Retype the material in full, keeping every word the same.
::: DATA SHOWN :::
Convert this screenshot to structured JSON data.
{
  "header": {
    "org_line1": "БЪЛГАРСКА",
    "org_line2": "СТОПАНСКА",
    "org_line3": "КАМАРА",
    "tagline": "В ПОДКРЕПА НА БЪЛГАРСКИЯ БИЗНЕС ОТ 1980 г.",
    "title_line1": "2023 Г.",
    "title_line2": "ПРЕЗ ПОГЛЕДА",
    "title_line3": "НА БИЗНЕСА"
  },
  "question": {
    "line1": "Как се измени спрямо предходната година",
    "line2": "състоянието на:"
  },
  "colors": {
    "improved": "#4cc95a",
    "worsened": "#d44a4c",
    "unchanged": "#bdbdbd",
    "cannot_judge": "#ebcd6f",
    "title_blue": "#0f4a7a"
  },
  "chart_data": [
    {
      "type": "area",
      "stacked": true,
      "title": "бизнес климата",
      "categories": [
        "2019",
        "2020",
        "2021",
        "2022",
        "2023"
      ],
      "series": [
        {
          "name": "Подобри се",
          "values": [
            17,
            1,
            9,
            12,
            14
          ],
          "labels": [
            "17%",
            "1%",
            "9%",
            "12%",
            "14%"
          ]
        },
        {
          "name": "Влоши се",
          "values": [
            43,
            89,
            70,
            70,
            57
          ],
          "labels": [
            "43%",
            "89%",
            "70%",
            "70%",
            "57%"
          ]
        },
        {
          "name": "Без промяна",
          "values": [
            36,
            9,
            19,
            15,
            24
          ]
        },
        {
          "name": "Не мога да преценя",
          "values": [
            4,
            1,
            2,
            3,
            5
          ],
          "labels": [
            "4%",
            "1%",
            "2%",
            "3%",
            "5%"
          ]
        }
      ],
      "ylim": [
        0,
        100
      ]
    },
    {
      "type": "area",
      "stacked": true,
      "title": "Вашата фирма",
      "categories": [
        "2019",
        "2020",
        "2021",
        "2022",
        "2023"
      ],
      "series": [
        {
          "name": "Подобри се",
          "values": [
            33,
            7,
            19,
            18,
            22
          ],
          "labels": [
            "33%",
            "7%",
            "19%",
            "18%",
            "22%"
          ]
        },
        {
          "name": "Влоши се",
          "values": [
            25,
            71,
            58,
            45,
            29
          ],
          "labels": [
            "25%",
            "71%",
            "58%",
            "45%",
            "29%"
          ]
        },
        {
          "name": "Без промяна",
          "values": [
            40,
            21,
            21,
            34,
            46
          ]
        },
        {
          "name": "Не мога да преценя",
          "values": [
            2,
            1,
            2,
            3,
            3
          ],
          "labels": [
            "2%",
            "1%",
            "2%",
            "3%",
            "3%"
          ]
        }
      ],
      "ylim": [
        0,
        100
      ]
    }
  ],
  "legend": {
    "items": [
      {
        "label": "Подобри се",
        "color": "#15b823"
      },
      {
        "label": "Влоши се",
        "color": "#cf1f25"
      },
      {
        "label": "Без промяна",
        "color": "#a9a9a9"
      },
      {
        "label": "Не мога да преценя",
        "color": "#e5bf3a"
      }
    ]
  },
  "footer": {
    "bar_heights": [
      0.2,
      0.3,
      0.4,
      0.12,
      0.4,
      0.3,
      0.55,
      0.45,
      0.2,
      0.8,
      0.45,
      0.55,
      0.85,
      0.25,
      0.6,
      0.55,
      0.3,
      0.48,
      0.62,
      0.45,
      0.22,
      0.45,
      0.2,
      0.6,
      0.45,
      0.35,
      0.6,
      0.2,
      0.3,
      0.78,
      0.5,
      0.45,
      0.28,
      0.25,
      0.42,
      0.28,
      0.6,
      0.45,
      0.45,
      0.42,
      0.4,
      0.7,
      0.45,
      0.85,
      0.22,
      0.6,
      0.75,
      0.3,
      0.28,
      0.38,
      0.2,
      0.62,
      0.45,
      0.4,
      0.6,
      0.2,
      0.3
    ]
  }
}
:::
(COMPLETED EXERCISE):
Convert this screenshot to structured JSON data.
{
  "header": {
    "org_line1": "БЪЛГАРСКА",
    "org_line2": "СТОПАНСКА",
    "org_line3": "КАМАРА",
    "tagline": "В ПОДКРЕПА НА БЪЛГАРСКИЯ БИЗНЕС ОТ 1980 г.",
    "title_line1": "2023 Г.",
    "title_line2": "ПРЕЗ ПОГЛЕДА",
    "title_line3": "НА БИЗНЕСА"
  },
  "question": {
    "line1": "Как се измени спрямо предходната година",
    "line2": "състоянието на:"
  },
  "colors": {
    "improved": "#4cc95a",
    "worsened": "#d44a4c",
    "unchanged": "#bdbdbd",
    "cannot_judge": "#ebcd6f",
    "title_blue": "#0f4a7a"
  },
  "chart_data": [
    {
      "type": "area",
      "stacked": true,
      "title": "бизнес климата",
      "categories": [
        "2019",
        "2020",
        "2021",
        "2022",
        "2023"
      ],
      "series": [
        {
          "name": "Подобри се",
          "values": [
            17,
            1,
            9,
            12,
            14
          ],
          "labels": [
            "17%",
            "1%",
            "9%",
            "12%",
            "14%"
          ]
        },
        {
          "name": "Влоши се",
          "values": [
            43,
            89,
            70,
            70,
            57
          ],
          "labels": [
            "43%",
            "89%",
            "70%",
            "70%",
            "57%"
          ]
        },
        {
          "name": "Без промяна",
          "values": [
            36,
            9,
            19,
            15,
            24
          ]
        },
        {
          "name": "Не мога да преценя",
          "values": [
            4,
            1,
            2,
            3,
            5
          ],
          "labels": [
            "4%",
            "1%",
            "2%",
            "3%",
            "5%"
          ]
        }
      ],
      "ylim": [
        0,
        100
      ]
    },
    {
      "type": "area",
      "stacked": true,
      "title": "Вашата фирма",
      "categories": [
        "2019",
        "2020",
        "2021",
        "2022",
        "2023"
      ],
      "series": [
        {
          "name": "Подобри се",
          "values": [
            33,
            7,
            19,
            18,
            22
          ],
          "labels": [
            "33%",
            "7%",
            "19%",
            "18%",
            "22%"
          ]
        },
        {
          "name": "Влоши се",
          "values": [
            25,
            71,
            58,
            45,
            29
          ],
          "labels": [
            "25%",
            "71%",
            "58%",
            "45%",
            "29%"
          ]
        },
        {
          "name": "Без промяна",
          "values": [
            40,
            21,
            21,
            34,
            46
          ]
        },
        {
          "name": "Не мога да преценя",
          "values": [
            2,
            1,
            2,
            3,
            3
          ],
          "labels": [
            "2%",
            "1%",
            "2%",
            "3%",
            "3%"
          ]
        }
      ],
      "ylim": [
        0,
        100
      ]
    }
  ],
  "legend": {
    "items": [
      {
        "label": "Подобри се",
        "color": "#15b823"
      },
      {
        "label": "Влоши се",
        "color": "#cf1f25"
      },
      {
        "label": "Без промяна",
        "color": "#a9a9a9"
      },
      {
        "label": "Не мога да преценя",
        "color": "#e5bf3a"
      }
    ]
  },
  "footer": {
    "bar_heights": [
      0.2,
      0.3,
      0.4,
      0.12,
      0.4,
      0.3,
      0.55,
      0.45,
      0.2,
      0.8,
      0.45,
      0.55,
      0.85,
      0.25,
      0.6,
      0.55,
      0.3,
      0.48,
      0.62,
      0.45,
      0.22,
      0.45,
      0.2,
      0.6,
      0.45,
      0.35,
      0.6,
      0.2,
      0.3,
      0.78,
      0.5,
      0.45,
      0.28,
      0.25,
      0.42,
      0.28,
      0.6,
      0.45,
      0.45,
      0.42,
      0.4,
      0.7,
      0.45,
      0.85,
      0.22,
      0.6,
      0.75,
      0.3,
      0.28,
      0.38,
      0.2,
      0.62,
      0.45,
      0.4,
      0.6,
      0.2,
      0.3
    ]
  }
}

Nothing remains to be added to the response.